-------- RECORDS PROVIDED --------

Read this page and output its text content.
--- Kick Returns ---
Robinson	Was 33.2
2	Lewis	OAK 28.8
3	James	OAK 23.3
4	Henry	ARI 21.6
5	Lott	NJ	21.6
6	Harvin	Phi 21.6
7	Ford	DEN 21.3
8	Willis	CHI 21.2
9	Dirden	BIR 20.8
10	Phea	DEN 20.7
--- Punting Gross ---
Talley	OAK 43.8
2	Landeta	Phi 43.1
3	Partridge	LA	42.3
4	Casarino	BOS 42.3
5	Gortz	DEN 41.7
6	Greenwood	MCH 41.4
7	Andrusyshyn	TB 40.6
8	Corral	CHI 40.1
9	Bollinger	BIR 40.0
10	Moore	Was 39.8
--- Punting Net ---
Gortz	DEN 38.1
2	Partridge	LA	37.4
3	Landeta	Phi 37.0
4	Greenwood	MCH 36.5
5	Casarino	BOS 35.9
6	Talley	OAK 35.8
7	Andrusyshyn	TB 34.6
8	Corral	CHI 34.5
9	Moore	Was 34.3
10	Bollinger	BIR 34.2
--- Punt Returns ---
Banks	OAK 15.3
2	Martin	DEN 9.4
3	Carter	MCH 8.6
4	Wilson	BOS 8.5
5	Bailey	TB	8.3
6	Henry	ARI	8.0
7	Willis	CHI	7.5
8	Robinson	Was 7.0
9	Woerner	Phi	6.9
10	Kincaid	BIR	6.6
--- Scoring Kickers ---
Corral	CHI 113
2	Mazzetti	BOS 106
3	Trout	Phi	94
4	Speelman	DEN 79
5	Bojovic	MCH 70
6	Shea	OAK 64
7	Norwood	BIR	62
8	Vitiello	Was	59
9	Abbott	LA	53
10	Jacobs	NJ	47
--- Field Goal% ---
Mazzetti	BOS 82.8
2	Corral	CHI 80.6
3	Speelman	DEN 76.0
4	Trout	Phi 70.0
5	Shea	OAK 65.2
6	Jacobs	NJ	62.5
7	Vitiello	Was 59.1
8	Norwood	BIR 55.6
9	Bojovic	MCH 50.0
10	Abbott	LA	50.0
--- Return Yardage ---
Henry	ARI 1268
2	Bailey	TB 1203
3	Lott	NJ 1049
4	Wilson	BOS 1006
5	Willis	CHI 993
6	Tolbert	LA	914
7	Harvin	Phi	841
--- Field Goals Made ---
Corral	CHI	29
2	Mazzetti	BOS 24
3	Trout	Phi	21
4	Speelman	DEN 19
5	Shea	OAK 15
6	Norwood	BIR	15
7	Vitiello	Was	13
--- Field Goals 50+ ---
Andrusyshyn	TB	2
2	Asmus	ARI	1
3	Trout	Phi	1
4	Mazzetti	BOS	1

--------

BRIEF
Repeat all of the entries exactly.

RESULT OF THIS TASK
Read this page and output its text content.
--- Kick Returns ---
Robinson	Was 33.2
2	Lewis	OAK 28.8
3	James	OAK 23.3
4	Henry	ARI 21.6
5	Lott	NJ	21.6
6	Harvin	Phi 21.6
7	Ford	DEN 21.3
8	Willis	CHI 21.2
9	Dirden	BIR 20.8
10	Phea	DEN 20.7
--- Punting Gross ---
Talley	OAK 43.8
2	Landeta	Phi 43.1
3	Partridge	LA	42.3
4	Casarino	BOS 42.3
5	Gortz	DEN 41.7
6	Greenwood	MCH 41.4
7	Andrusyshyn	TB 40.6
8	Corral	CHI 40.1
9	Bollinger	BIR 40.0
10	Moore	Was 39.8
--- Punting Net ---
Gortz	DEN 38.1
2	Partridge	LA	37.4
3	Landeta	Phi 37.0
4	Greenwood	MCH 36.5
5	Casarino	BOS 35.9
6	Talley	OAK 35.8
7	Andrusyshyn	TB 34.6
8	Corral	CHI 34.5
9	Moore	Was 34.3
10	Bollinger	BIR 34.2
--- Punt Returns ---
Banks	OAK 15.3
2	Martin	DEN 9.4
3	Carter	MCH 8.6
4	Wilson	BOS 8.5
5	Bailey	TB	8.3
6	Henry	ARI	8.0
7	Willis	CHI	7.5
8	Robinson	Was 7.0
9	Woerner	Phi	6.9
10	Kincaid	BIR	6.6
--- Scoring Kickers ---
Corral	CHI 113
2	Mazzetti	BOS 106
3	Trout	Phi	94
4	Speelman	DEN 79
5	Bojovic	MCH 70
6	Shea	OAK 64
7	Norwood	BIR	62
8	Vitiello	Was	59
9	Abbott	LA	53
10	Jacobs	NJ	47
--- Field Goal% ---
Mazzetti	BOS 82.8
2	Corral	CHI 80.6
3	Speelman	DEN 76.0
4	Trout	Phi 70.0
5	Shea	OAK 65.2
6	Jacobs	NJ	62.5
7	Vitiello	Was 59.1
8	Norwood	BIR 55.6
9	Bojovic	MCH 50.0
10	Abbott	LA	50.0
--- Return Yardage ---
Henry	ARI 1268
2	Bailey	TB 1203
3	Lott	NJ 1049
4	Wilson	BOS 1006
5	Willis	CHI 993
6	Tolbert	LA	914
7	Harvin	Phi	841
--- Field Goals Made ---
Corral	CHI	29
2	Mazzetti	BOS 24
3	Trout	Phi	21
4	Speelman	DEN 19
5	Shea	OAK 15
6	Norwood	BIR	15
7	Vitiello	Was	13
--- Field Goals 50+ ---
Andrusyshyn	TB	2
2	Asmus	ARI	1
3	Trout	Phi	1
4	Mazzetti	BOS	1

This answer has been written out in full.